Each entry below should be written out exactly as it is, with no pictures.

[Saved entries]
## Begin

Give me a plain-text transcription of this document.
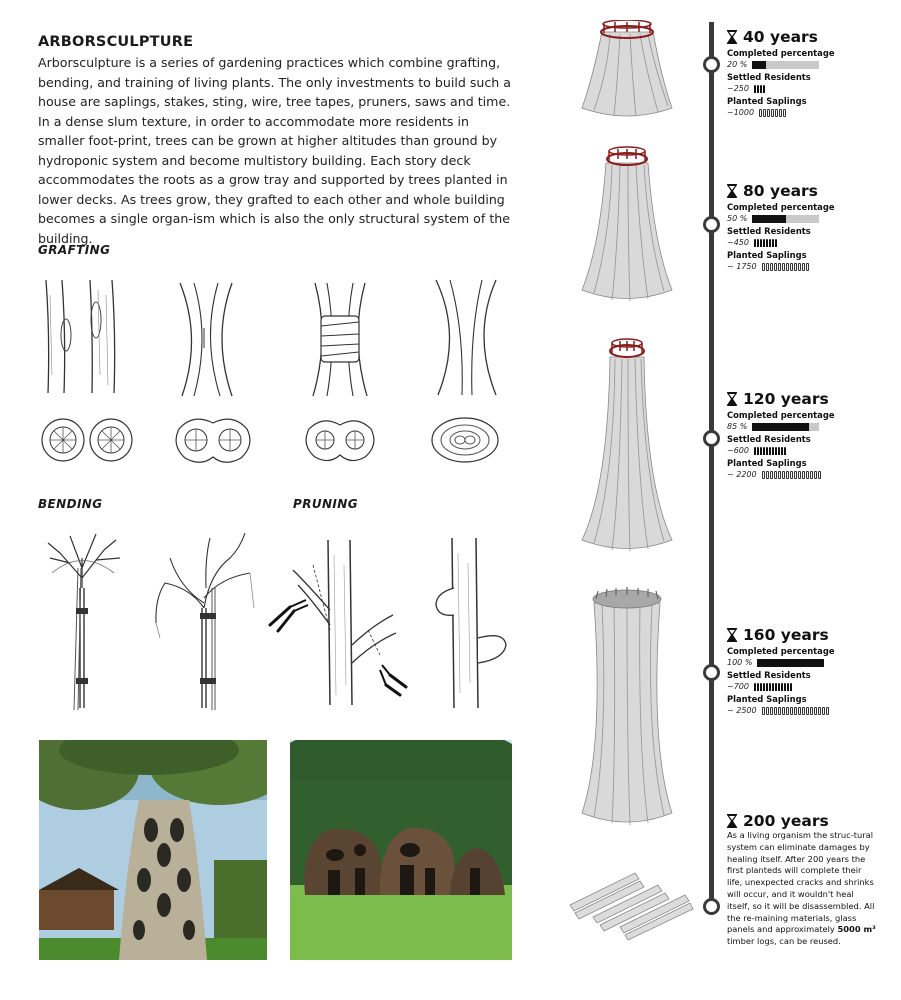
ARBORSCULPTURE
Arborsculpture is a series of gardening practices which combine grafting, bending, and training of living plants. The only investments to build such a house are saplings, stakes, sting, wire, tree tapes, pruners, saws and time. In a dense slum texture, in order to accommodate more residents in smaller foot-print, trees can be grown at higher altitudes than ground by hydroponic system and become multistory building. Each story deck accommodates the roots as a grow tray and supported by trees planted in lower decks. As trees grow, they grafted to each other and whole building becomes a single organ-ism which is also the only structural system of the building.
GRAFTING
BENDING	PRUNING
40 years
Completed percentage
20 %
Settled Residents
~250
Planted Saplings
~1000
80 years
Completed percentage
50 %
Settled Residents
~450
Planted Saplings
~ 1750
120 years
Completed percentage
85 %
Settled Residents
~600
Planted Saplings
~ 2200
160 years
Completed percentage
100 %
Settled Residents
~700
Planted Saplings
~ 2500
200 years
As a living organism the struc-tural system can eliminate damages by healing itself. After 200 years the first planteds will complete their life, unexpected cracks and shrinks will occur, and it wouldn't heal itself, so it will be disassembled. All the re-maining materials, glass panels and approximately 5000 m³ timber logs, can be reused.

## End

» **CORRECT RESPONSE**:
Give me a plain-text transcription of this document.
ARBORSCULPTURE
Arborsculpture is a series of gardening practices which combine grafting, bending, and training of living plants. The only investments to build such a house are saplings, stakes, sting, wire, tree tapes, pruners, saws and time. In a dense slum texture, in order to accommodate more residents in smaller foot-print, trees can be grown at higher altitudes than ground by hydroponic system and become multistory building. Each story deck accommodates the roots as a grow tray and supported by trees planted in lower decks. As trees grow, they grafted to each other and whole building becomes a single organ-ism which is also the only structural system of the building.
GRAFTING
BENDING	PRUNING
40 years
Completed percentage
20 %
Settled Residents
~250
Planted Saplings
~1000
80 years
Completed percentage
50 %
Settled Residents
~450
Planted Saplings
~ 1750
120 years
Completed percentage
85 %
Settled Residents
~600
Planted Saplings
~ 2200
160 years
Completed percentage
100 %
Settled Residents
~700
Planted Saplings
~ 2500
200 years
As a living organism the struc-tural system can eliminate damages by healing itself. After 200 years the first planteds will complete their life, unexpected cracks and shrinks will occur, and it wouldn't heal itself, so it will be disassembled. All the re-maining materials, glass panels and approximately 5000 m³ timber logs, can be reused.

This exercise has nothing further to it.